* [TEXT SHOWN]:
Segment Open

2. The ball valve seat of claim 1 wherein the carrier plate is fabricated from an injection molded material.

3. The ball valve seat of claim 1 wherein the annular seat element is fabricated from an elastomer material.

4. An improved air operated diaphragm pump comprising a outer chamber which is connected to a manifold assembly, the pump further comprising a ball valve disposed between the outer chamber and the manifold, the ball valve comprising a ball and a ball valve seat mounted between a ball retainer component and a support component at the ball valve seat, the improvement comprising:

a one-piece non-resilient flat annular carrier plate comprising an outer periphery for attachment between the ball retainer component and the support component by sandwiching the outer periphery of the carrier plate between the ball retainer and support components of the carrier plate further comprising an inner wall for accommodating a one-piece resilient annular seat element for engaging the ball of the ball valve, the carrier plate further comprising a first side and a second side, the inner wall comprising a cut-out portion disposed at a junction of the inner wall and the first side of the carrier plate, the cut-out portion having wider diameter than a second portion of the inner wall deposed at a junction of inner wall and the second side of the carrier plate, the first side of the carrier plate engaging the ball retainer component, the second side of the carrier plate engaging the support component,

the annular seat element comprising a central opening providing a flow path and an outer wall for engaging the inner wall of the carrier plate, the outer wall of the seat element comprising an upper flange that is accommodated in the cut-out portion of the carrier plate, the annular seat element further comprising a first side and a second side, the first side of the seat element having an outer periphery that sealingly engages the ball retainer component and provides a seal between the flow path and the first side of the carrier plate, the second side of the seat element having an outer periphery that sealingly engages the support component and provides a seal between the flow path and the second side of the carrier plate, the seat element being sandwiched between the ball retainer and support components and the outer peripheries of the first and second sides of the seat element and providing a seal between the flow path and the carrier plate,

the first side of the seat element further comprises a first peripheral rib for directly engaging the ball retainer component and providing a seal between the seat element and the ball retainer component, the first side of the seat element further comprising a first peripheral channel disposed radially inwardly from the first peripheral rib, the first peripheral channel for accommodating at least a portion of the first peripheral rib as the first side of the seat element is pressed against the ball retainer component, and

the second side of the seat element further comprises a second peripheral rib for directly engaging the support component and providing a seal between the seat element and the support component, the second side of the seat element further comprising a second peripheral channel disposed radially inwardly from the second peripheral rib, the second peripheral channel for accommodating at least a portion of the second peripheral rib as the second side of the seat element is pressed against the support component.

Segment Closed

* [DATASET EXTRACT]:
Segment Open

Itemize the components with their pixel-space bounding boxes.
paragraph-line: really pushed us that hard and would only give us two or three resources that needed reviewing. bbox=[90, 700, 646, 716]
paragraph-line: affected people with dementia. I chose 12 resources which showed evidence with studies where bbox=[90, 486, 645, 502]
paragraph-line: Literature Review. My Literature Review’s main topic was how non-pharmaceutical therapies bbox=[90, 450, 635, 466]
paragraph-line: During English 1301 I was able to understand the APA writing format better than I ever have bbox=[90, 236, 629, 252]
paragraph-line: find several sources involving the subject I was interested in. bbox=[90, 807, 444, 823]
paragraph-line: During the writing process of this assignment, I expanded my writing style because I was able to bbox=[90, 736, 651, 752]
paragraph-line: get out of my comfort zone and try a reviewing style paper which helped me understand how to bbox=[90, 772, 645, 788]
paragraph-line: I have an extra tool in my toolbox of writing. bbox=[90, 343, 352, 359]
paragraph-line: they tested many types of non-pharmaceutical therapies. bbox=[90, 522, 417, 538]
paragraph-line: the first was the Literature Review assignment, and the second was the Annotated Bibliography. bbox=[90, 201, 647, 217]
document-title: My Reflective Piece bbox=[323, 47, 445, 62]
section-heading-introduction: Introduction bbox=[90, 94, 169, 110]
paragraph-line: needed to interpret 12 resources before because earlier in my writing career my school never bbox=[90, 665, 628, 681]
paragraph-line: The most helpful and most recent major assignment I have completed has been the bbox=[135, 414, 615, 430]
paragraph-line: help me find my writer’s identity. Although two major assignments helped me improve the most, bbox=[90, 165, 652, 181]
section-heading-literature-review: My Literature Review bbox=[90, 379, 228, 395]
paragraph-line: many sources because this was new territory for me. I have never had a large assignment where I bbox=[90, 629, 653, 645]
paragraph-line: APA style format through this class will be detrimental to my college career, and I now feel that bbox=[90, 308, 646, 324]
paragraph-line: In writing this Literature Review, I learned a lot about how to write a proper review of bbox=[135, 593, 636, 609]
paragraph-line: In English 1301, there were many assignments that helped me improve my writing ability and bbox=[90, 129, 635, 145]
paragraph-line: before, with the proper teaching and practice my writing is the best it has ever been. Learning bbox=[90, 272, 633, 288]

Segment Closed

* [ACTIONS TO TAKE]:
[1] In the ball valve claims above, what is the first peripheral channel on the first side of the seat element for, and where does it sit relative to the first peripheral rib?
[2] According to the ball valve claims, what material is the annular seat element made from?

* [RESPONSES BY ITEM NUMBER]:
[1] It sits radially inward from the first peripheral rib. It holds at least part of that rib as the first side of the seat element is pressed against the ball retainer component.

[2] An elastomer material.